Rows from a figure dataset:
——

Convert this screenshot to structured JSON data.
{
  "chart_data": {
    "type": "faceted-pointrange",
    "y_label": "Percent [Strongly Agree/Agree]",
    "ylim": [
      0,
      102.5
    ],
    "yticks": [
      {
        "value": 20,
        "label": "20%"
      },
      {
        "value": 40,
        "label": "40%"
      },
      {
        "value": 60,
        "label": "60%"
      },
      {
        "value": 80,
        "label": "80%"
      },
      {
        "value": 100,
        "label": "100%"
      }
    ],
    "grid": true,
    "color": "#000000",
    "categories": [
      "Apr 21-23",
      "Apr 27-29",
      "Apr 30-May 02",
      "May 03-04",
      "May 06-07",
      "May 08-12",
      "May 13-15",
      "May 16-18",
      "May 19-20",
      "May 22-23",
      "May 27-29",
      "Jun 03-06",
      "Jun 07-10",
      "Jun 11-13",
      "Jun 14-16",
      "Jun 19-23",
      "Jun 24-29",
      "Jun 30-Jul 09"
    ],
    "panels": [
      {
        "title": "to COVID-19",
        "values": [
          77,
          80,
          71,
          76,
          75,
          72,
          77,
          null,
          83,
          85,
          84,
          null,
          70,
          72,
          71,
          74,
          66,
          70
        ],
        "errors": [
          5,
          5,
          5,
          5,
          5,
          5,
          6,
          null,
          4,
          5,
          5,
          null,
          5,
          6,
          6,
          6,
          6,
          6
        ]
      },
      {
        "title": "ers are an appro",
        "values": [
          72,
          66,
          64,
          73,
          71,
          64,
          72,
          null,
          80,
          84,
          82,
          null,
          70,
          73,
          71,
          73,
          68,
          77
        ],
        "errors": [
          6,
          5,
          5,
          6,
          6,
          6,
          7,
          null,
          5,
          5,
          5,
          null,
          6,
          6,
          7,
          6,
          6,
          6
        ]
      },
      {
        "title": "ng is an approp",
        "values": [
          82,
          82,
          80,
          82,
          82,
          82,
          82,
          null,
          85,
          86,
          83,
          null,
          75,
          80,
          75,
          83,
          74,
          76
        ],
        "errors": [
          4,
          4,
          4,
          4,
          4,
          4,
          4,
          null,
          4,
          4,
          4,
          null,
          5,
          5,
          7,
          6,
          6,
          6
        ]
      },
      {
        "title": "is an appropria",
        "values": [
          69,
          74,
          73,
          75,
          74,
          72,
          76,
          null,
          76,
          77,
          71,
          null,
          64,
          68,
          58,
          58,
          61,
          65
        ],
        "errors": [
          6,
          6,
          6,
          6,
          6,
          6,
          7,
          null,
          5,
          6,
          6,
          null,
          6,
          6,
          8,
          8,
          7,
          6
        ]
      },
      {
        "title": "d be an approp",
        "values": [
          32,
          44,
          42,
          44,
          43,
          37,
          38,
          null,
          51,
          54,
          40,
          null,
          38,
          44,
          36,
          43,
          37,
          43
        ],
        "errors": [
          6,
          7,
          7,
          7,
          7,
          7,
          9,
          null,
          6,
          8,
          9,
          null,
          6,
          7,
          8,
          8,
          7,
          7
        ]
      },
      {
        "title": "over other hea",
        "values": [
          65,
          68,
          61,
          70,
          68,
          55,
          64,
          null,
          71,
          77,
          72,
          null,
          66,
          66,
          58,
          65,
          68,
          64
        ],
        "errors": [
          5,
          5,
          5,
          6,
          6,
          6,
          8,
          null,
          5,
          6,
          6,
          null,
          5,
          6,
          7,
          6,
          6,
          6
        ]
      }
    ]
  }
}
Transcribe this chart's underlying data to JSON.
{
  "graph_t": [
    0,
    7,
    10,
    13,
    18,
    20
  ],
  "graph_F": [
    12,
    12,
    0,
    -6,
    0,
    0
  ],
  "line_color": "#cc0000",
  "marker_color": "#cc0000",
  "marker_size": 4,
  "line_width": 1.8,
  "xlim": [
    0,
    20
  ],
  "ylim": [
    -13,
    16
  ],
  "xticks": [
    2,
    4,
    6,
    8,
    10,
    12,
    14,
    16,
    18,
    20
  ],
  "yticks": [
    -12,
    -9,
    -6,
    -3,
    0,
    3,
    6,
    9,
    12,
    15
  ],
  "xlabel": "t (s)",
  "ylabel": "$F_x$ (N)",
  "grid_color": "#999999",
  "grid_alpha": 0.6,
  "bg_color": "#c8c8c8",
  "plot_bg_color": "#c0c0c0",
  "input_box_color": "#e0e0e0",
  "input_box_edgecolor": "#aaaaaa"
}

——

Directive:
From the records above, extract every line exactly as it stands.

Response to this task:
Convert this screenshot to structured JSON data.
{
  "chart_data": {
    "type": "faceted-pointrange",
    "y_label": "Percent [Strongly Agree/Agree]",
    "ylim": [
      0,
      102.5
    ],
    "yticks": [
      {
        "value": 20,
        "label": "20%"
      },
      {
        "value": 40,
        "label": "40%"
      },
      {
        "value": 60,
        "label": "60%"
      },
      {
        "value": 80,
        "label": "80%"
      },
      {
        "value": 100,
        "label": "100%"
      }
    ],
    "grid": true,
    "color": "#000000",
    "categories": [
      "Apr 21-23",
      "Apr 27-29",
      "Apr 30-May 02",
      "May 03-04",
      "May 06-07",
      "May 08-12",
      "May 13-15",
      "May 16-18",
      "May 19-20",
      "May 22-23",
      "May 27-29",
      "Jun 03-06",
      "Jun 07-10",
      "Jun 11-13",
      "Jun 14-16",
      "Jun 19-23",
      "Jun 24-29",
      "Jun 30-Jul 09"
    ],
    "panels": [
      {
        "title": "to COVID-19",
        "values": [
          77,
          80,
          71,
          76,
          75,
          72,
          77,
          null,
          83,
          85,
          84,
          null,
          70,
          72,
          71,
          74,
          66,
          70
        ],
        "errors": [
          5,
          5,
          5,
          5,
          5,
          5,
          6,
          null,
          4,
          5,
          5,
          null,
          5,
          6,
          6,
          6,
          6,
          6
        ]
      },
      {
        "title": "ers are an appro",
        "values": [
          72,
          66,
          64,
          73,
          71,
          64,
          72,
          null,
          80,
          84,
          82,
          null,
          70,
          73,
          71,
          73,
          68,
          77
        ],
        "errors": [
          6,
          5,
          5,
          6,
          6,
          6,
          7,
          null,
          5,
          5,
          5,
          null,
          6,
          6,
          7,
          6,
          6,
          6
        ]
      },
      {
        "title": "ng is an approp",
        "values": [
          82,
          82,
          80,
          82,
          82,
          82,
          82,
          null,
          85,
          86,
          83,
          null,
          75,
          80,
          75,
          83,
          74,
          76
        ],
        "errors": [
          4,
          4,
          4,
          4,
          4,
          4,
          4,
          null,
          4,
          4,
          4,
          null,
          5,
          5,
          7,
          6,
          6,
          6
        ]
      },
      {
        "title": "is an appropria",
        "values": [
          69,
          74,
          73,
          75,
          74,
          72,
          76,
          null,
          76,
          77,
          71,
          null,
          64,
          68,
          58,
          58,
          61,
          65
        ],
        "errors": [
          6,
          6,
          6,
          6,
          6,
          6,
          7,
          null,
          5,
          6,
          6,
          null,
          6,
          6,
          8,
          8,
          7,
          6
        ]
      },
      {
        "title": "d be an approp",
        "values": [
          32,
          44,
          42,
          44,
          43,
          37,
          38,
          null,
          51,
          54,
          40,
          null,
          38,
          44,
          36,
          43,
          37,
          43
        ],
        "errors": [
          6,
          7,
          7,
          7,
          7,
          7,
          9,
          null,
          6,
          8,
          9,
          null,
          6,
          7,
          8,
          8,
          7,
          7
        ]
      },
      {
        "title": "over other hea",
        "values": [
          65,
          68,
          61,
          70,
          68,
          55,
          64,
          null,
          71,
          77,
          72,
          null,
          66,
          66,
          58,
          65,
          68,
          64
        ],
        "errors": [
          5,
          5,
          5,
          6,
          6,
          6,
          8,
          null,
          5,
          6,
          6,
          null,
          5,
          6,
          7,
          6,
          6,
          6
        ]
      }
    ]
  }
}
Transcribe this chart's underlying data to JSON.
{
  "graph_t": [
    0,
    7,
    10,
    13,
    18,
    20
  ],
  "graph_F": [
    12,
    12,
    0,
    -6,
    0,
    0
  ],
  "line_color": "#cc0000",
  "marker_color": "#cc0000",
  "marker_size": 4,
  "line_width": 1.8,
  "xlim": [
    0,
    20
  ],
  "ylim": [
    -13,
    16
  ],
  "xticks": [
    2,
    4,
    6,
    8,
    10,
    12,
    14,
    16,
    18,
    20
  ],
  "yticks": [
    -12,
    -9,
    -6,
    -3,
    0,
    3,
    6,
    9,
    12,
    15
  ],
  "xlabel": "t (s)",
  "ylabel": "$F_x$ (N)",
  "grid_color": "#999999",
  "grid_alpha": 0.6,
  "bg_color": "#c8c8c8",
  "plot_bg_color": "#c0c0c0",
  "input_box_color": "#e0e0e0",
  "input_box_edgecolor": "#aaaaaa"
}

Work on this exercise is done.